Work instruction: Copy the article details below word for word, starting at "Citation: Perera MF, Ostengo" and ending at "FigShare database (https://figshare.com/s/43f13c6808c49d1fd363).".

Document text:
__________________________________________________

Citation: Perera MF, Ostengo S, Malavera ANP, Balsalobre TWA, Onorato GD, Noguera AS, et al. (2023) Genetic diversity and population structure of Saccharum hybrids. PLoS ONE 18(8): e0289504. https://doi.org/10.1371/journal.pone.0289504
Editor: Pramod Prasad, ICAR - Indian Institute of Wheat and Barley Research, INDIA
Received: April 28, 2023; Accepted: July 18, 2023; Published: August 15, 2023
Copyright: © 2023 Perera et al. This is an open access article distributed under the terms of the Creative Commons Attribution License, which permits unrestricted use, distribution, and reproduction in any medium, provided the original author and source are credited.
Data Availability: All relevant data are within the manuscript and its Supporting Information files. All excel files are available from the FigShare database (https://figshare.com/s/43f13c6808c49d1fd363).
Funding: MFP was supported by the Estación Experimental Agroindustrial Obispo Colombres (EEAOC, Argentina) through the project titled Evaluation of genetic diversity and varietal identification (CAM.VII.1), by Instituto de Tecnología Agroindustrial del Noroeste Argentino (ITANOA) - Consejo Nacional de Investigaciones Científicas y Técnicas (CONICET, Argentina) through the Project GENBIONOA and by the Agencia Nacional de Promoción Científica of Argentina (ANPCyT) through the Fondo Nacional de Ciencia y Tecnología (FONCyT), Ministerio de Ciencia, Tecnología e Innovación Productiva (MINCyT) for the project PICT 2020 No 00091. MSC received financial support from the RIDESA - Inter-university Network for the Development of the Sugarcane Industry (Brazil) (Project 23112.012426/2020-04). Guilherme Dias Onorato received a master’s fellowship from CAPES (Coordenação de Aperfeiçoamento de Pessoal de Nível Superior, Finance Code 001). The funders had no role in study design, data collection and analysis, decision to publish, or preparation of the manuscript.

__________________________________________________

Entries shown:
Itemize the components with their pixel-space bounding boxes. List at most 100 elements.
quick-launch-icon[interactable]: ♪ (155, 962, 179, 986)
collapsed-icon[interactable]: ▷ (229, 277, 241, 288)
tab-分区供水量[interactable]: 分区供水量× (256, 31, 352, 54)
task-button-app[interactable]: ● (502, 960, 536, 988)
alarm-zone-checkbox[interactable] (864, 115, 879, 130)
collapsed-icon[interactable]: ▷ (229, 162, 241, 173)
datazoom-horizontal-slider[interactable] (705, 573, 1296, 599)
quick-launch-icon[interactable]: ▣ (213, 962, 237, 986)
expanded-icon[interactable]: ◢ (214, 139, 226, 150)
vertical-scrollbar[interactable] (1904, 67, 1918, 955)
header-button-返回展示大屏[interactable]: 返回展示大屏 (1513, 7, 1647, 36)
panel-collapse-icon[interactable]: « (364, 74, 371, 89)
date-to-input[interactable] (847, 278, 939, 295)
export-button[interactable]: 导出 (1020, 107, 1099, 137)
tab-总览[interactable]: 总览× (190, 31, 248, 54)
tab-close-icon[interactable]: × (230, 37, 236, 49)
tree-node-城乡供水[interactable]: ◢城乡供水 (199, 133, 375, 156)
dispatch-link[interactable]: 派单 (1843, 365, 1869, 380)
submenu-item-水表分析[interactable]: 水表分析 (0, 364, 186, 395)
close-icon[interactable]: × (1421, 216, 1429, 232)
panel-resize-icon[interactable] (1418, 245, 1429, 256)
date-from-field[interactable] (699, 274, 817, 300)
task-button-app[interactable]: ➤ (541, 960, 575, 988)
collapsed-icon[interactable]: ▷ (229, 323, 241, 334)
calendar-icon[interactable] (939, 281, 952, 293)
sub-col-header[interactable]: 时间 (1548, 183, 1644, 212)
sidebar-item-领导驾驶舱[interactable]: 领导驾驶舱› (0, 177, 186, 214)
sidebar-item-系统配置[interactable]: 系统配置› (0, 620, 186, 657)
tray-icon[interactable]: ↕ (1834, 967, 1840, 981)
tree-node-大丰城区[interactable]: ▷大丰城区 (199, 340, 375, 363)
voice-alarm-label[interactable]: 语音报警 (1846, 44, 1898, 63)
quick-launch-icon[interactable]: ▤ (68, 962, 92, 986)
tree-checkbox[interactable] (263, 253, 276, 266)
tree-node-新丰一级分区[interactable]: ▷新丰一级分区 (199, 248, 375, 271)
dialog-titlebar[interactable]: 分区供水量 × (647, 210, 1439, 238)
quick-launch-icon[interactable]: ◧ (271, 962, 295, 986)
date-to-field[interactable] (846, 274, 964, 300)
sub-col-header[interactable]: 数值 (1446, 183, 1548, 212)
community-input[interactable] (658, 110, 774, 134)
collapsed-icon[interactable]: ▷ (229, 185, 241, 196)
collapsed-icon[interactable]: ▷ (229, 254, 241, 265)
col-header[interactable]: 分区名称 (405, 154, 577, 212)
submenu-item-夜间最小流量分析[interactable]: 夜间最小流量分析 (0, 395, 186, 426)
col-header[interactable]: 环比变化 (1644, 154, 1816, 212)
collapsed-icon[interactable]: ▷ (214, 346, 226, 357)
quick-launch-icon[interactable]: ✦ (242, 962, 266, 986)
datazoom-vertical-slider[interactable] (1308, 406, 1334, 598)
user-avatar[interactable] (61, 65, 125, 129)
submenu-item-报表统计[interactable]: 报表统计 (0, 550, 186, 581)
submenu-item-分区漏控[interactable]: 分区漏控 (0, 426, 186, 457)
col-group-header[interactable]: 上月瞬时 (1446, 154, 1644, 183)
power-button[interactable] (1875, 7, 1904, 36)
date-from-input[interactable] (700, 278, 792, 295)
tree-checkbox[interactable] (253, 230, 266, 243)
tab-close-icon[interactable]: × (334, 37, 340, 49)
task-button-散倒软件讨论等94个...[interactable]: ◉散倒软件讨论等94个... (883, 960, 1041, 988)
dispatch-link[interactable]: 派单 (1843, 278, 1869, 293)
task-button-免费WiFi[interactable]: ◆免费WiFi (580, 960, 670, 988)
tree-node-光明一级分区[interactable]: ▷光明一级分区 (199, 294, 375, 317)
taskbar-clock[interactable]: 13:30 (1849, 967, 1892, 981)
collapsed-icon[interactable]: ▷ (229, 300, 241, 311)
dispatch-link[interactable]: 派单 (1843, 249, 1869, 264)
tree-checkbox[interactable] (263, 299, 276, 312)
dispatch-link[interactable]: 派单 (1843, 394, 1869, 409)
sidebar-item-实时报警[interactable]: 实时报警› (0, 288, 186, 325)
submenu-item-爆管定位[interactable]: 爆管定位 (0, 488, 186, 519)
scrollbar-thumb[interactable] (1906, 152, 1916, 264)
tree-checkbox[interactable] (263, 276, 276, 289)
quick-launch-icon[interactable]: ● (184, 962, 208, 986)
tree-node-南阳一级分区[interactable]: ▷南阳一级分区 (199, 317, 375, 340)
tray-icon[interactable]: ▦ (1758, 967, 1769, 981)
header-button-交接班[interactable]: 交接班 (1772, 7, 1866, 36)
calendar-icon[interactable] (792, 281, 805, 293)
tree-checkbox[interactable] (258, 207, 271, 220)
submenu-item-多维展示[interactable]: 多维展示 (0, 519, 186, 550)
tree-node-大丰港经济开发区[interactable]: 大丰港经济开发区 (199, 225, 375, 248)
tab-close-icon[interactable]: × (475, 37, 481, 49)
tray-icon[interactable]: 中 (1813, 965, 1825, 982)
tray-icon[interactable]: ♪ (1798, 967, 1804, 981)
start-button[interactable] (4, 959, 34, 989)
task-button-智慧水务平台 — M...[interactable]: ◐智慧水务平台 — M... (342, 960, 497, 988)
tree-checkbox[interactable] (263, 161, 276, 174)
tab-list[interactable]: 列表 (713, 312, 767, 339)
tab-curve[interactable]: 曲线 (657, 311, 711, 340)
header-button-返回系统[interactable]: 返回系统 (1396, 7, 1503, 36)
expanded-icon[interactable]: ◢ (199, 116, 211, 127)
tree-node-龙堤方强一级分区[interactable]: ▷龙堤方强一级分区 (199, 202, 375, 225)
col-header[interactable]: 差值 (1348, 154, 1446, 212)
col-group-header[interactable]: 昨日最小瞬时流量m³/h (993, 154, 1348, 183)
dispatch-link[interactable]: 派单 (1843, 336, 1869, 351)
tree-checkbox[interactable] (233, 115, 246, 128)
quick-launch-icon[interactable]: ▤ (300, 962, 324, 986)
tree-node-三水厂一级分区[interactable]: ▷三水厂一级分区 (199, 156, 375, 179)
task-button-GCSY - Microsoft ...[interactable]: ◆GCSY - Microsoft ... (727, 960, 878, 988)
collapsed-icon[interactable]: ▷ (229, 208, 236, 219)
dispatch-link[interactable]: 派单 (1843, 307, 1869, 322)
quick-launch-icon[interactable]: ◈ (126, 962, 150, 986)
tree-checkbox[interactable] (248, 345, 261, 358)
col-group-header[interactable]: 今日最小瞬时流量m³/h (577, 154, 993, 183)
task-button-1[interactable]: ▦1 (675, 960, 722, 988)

__________________________________________________

Solution to this task:
Citation: Perera MF, Ostengo S, Malavera ANP, Balsalobre TWA, Onorato GD, Noguera AS, et al. (2023) Genetic diversity and population structure of Saccharum hybrids. PLoS ONE 18(8): e0289504. https://doi.org/10.1371/journal.pone.0289504
Editor: Pramod Prasad, ICAR - Indian Institute of Wheat and Barley Research, INDIA
Received: April 28, 2023; Accepted: July 18, 2023; Published: August 15, 2023
Copyright: © 2023 Perera et al. This is an open access article distributed under the terms of the Creative Commons Attribution License, which permits unrestricted use, distribution, and reproduction in any medium, provided the original author and source are credited.
Data Availability: All relevant data are within the manuscript and its Supporting Information files. All excel files are available from the FigShare database (https://figshare.com/s/43f13c6808c49d1fd363).